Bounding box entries
┄┄┄┄┄┄┄┄┄┄┄┄┄┄┄┄┄┄┄┄

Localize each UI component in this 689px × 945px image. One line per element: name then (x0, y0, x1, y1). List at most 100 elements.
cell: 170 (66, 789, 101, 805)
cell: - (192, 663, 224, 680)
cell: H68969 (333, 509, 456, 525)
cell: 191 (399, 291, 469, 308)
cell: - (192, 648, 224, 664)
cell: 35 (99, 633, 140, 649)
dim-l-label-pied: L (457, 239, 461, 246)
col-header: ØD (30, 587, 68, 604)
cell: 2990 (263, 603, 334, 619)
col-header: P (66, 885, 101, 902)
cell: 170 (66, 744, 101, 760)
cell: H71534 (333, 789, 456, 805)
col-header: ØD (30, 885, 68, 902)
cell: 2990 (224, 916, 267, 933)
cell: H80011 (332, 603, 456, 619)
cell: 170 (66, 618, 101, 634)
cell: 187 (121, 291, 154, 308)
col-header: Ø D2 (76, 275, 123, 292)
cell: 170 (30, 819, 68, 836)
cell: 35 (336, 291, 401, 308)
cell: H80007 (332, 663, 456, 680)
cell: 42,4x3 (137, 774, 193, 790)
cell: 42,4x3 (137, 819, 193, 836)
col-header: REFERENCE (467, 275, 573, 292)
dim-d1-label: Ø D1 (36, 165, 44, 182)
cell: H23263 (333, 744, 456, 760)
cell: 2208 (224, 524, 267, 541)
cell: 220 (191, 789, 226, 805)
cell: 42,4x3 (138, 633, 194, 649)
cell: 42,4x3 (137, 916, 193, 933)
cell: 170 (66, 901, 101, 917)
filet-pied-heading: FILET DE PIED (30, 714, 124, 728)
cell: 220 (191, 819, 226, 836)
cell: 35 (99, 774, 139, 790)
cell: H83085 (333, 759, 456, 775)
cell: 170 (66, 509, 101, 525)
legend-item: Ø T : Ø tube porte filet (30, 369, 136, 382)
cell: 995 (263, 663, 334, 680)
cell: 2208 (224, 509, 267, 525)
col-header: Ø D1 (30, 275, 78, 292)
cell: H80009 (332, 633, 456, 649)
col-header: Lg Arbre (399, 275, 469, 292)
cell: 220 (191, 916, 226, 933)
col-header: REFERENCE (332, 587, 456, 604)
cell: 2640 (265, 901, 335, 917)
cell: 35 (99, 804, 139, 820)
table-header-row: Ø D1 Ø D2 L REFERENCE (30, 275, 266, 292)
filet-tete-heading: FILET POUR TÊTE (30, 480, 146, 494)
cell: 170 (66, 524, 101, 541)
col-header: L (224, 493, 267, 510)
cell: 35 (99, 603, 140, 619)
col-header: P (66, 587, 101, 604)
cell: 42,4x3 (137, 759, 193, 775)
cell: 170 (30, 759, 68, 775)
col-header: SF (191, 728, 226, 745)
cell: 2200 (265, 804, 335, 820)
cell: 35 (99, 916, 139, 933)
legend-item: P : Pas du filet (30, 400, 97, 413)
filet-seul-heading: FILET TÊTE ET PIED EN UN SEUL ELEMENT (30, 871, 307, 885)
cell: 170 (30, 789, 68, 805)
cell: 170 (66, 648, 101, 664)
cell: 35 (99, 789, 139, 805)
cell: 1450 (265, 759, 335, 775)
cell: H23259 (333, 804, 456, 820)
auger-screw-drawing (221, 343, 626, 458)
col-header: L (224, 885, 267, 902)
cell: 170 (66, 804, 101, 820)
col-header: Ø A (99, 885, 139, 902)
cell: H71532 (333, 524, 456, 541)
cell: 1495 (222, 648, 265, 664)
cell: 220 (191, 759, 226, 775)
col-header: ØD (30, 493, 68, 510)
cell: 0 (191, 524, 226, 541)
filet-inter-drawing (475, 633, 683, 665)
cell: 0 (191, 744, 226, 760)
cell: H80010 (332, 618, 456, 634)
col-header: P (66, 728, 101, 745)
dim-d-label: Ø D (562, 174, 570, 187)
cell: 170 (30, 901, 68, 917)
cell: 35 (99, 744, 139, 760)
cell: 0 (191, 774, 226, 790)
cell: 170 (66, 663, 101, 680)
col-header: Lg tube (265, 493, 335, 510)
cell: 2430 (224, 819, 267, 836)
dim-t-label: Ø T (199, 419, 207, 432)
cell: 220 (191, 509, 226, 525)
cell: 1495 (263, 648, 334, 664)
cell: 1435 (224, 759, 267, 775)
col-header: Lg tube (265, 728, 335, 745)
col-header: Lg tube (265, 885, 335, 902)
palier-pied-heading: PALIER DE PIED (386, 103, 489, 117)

┄┄┄┄┄┄┄┄┄┄┄┄┄┄┄┄┄┄┄┄

Repeat the listing without changes, from its first line up to and including the line that contains "col-header: SF (191, 728, 226, 745)".

Localize each UI component in this 689px × 945px image. One line per element: name then (x0, y0, x1, y1). List at most 100 elements.
cell: 170 (66, 789, 101, 805)
cell: - (192, 663, 224, 680)
cell: H68969 (333, 509, 456, 525)
cell: 191 (399, 291, 469, 308)
cell: - (192, 648, 224, 664)
cell: 35 (99, 633, 140, 649)
dim-l-label-pied: L (457, 239, 461, 246)
col-header: ØD (30, 587, 68, 604)
cell: 2990 (263, 603, 334, 619)
col-header: P (66, 885, 101, 902)
cell: 170 (66, 744, 101, 760)
cell: H71534 (333, 789, 456, 805)
col-header: ØD (30, 885, 68, 902)
cell: 2990 (224, 916, 267, 933)
cell: H80011 (332, 603, 456, 619)
cell: 170 (66, 618, 101, 634)
cell: 187 (121, 291, 154, 308)
col-header: Ø D2 (76, 275, 123, 292)
cell: 170 (30, 819, 68, 836)
cell: 35 (336, 291, 401, 308)
cell: H80007 (332, 663, 456, 680)
cell: 42,4x3 (137, 774, 193, 790)
cell: 42,4x3 (137, 819, 193, 836)
col-header: REFERENCE (467, 275, 573, 292)
dim-d1-label: Ø D1 (36, 165, 44, 182)
cell: H23263 (333, 744, 456, 760)
cell: 2208 (224, 524, 267, 541)
cell: 220 (191, 789, 226, 805)
cell: 42,4x3 (138, 633, 194, 649)
cell: 42,4x3 (137, 916, 193, 933)
cell: 170 (66, 901, 101, 917)
filet-pied-heading: FILET DE PIED (30, 714, 124, 728)
cell: 220 (191, 819, 226, 836)
cell: 35 (99, 774, 139, 790)
cell: H83085 (333, 759, 456, 775)
cell: 170 (66, 509, 101, 525)
legend-item: Ø T : Ø tube porte filet (30, 369, 136, 382)
cell: 995 (263, 663, 334, 680)
cell: 2208 (224, 509, 267, 525)
col-header: Ø D1 (30, 275, 78, 292)
cell: H80009 (332, 633, 456, 649)
col-header: Lg Arbre (399, 275, 469, 292)
cell: 220 (191, 916, 226, 933)
col-header: REFERENCE (332, 587, 456, 604)
cell: 2640 (265, 901, 335, 917)
cell: 35 (99, 804, 139, 820)
table-header-row: Ø D1 Ø D2 L REFERENCE (30, 275, 266, 292)
filet-tete-heading: FILET POUR TÊTE (30, 480, 146, 494)
cell: 170 (66, 524, 101, 541)
col-header: L (224, 493, 267, 510)
cell: 35 (99, 603, 140, 619)
col-header: P (66, 587, 101, 604)
cell: 42,4x3 (137, 759, 193, 775)
cell: 170 (30, 759, 68, 775)
col-header: SF (191, 728, 226, 745)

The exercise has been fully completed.